■ Exercise prompt:
Copy the records below exactly, omitting any pictures they contain.

■ Dataset records:
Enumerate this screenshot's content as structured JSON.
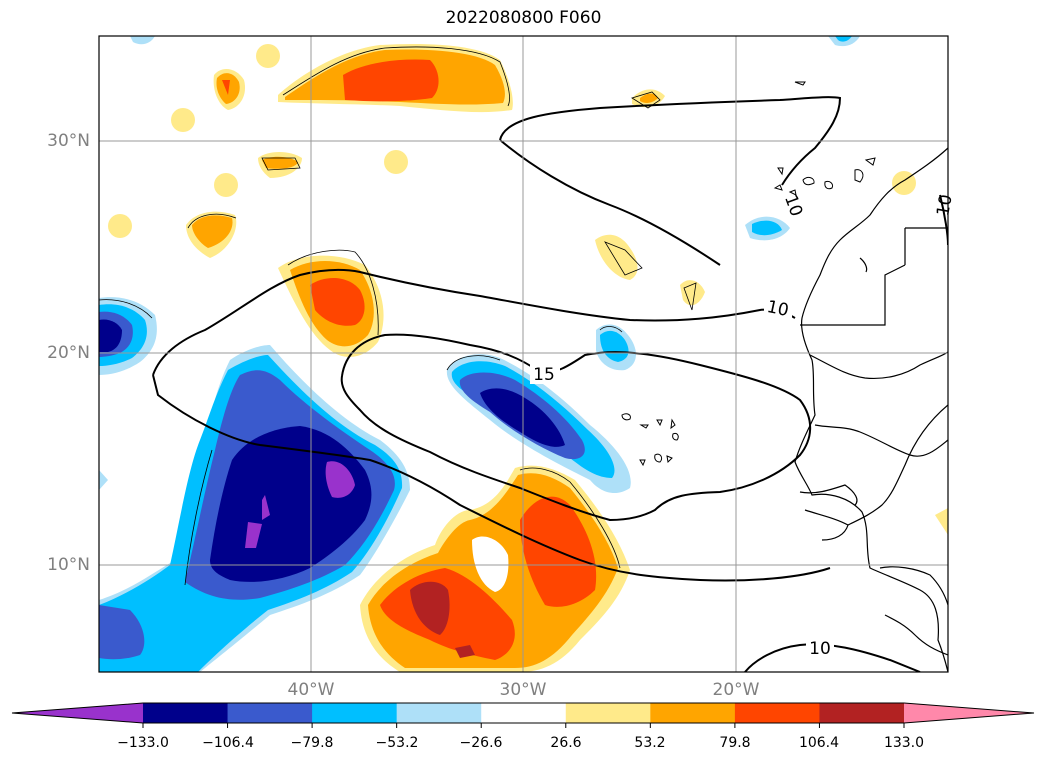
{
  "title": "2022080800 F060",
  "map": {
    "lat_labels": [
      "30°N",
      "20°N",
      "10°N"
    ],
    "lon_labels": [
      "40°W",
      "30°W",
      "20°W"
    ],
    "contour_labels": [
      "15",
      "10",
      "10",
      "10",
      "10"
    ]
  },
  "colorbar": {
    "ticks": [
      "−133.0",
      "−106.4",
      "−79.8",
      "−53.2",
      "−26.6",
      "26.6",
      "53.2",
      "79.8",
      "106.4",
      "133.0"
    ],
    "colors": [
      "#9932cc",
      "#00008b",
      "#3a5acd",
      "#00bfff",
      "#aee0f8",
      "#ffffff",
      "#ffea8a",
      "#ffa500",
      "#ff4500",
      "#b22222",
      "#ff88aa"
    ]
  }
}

■ Solved problem:
Enumerate this screenshot's content as structured JSON.
{
  "title": "2022080800 F060",
  "map": {
    "lat_labels": [
      "30°N",
      "20°N",
      "10°N"
    ],
    "lon_labels": [
      "40°W",
      "30°W",
      "20°W"
    ],
    "contour_labels": [
      "15",
      "10",
      "10",
      "10",
      "10"
    ]
  },
  "colorbar": {
    "ticks": [
      "−133.0",
      "−106.4",
      "−79.8",
      "−53.2",
      "−26.6",
      "26.6",
      "53.2",
      "79.8",
      "106.4",
      "133.0"
    ],
    "colors": [
      "#9932cc",
      "#00008b",
      "#3a5acd",
      "#00bfff",
      "#aee0f8",
      "#ffffff",
      "#ffea8a",
      "#ffa500",
      "#ff4500",
      "#b22222",
      "#ff88aa"
    ]
  }
}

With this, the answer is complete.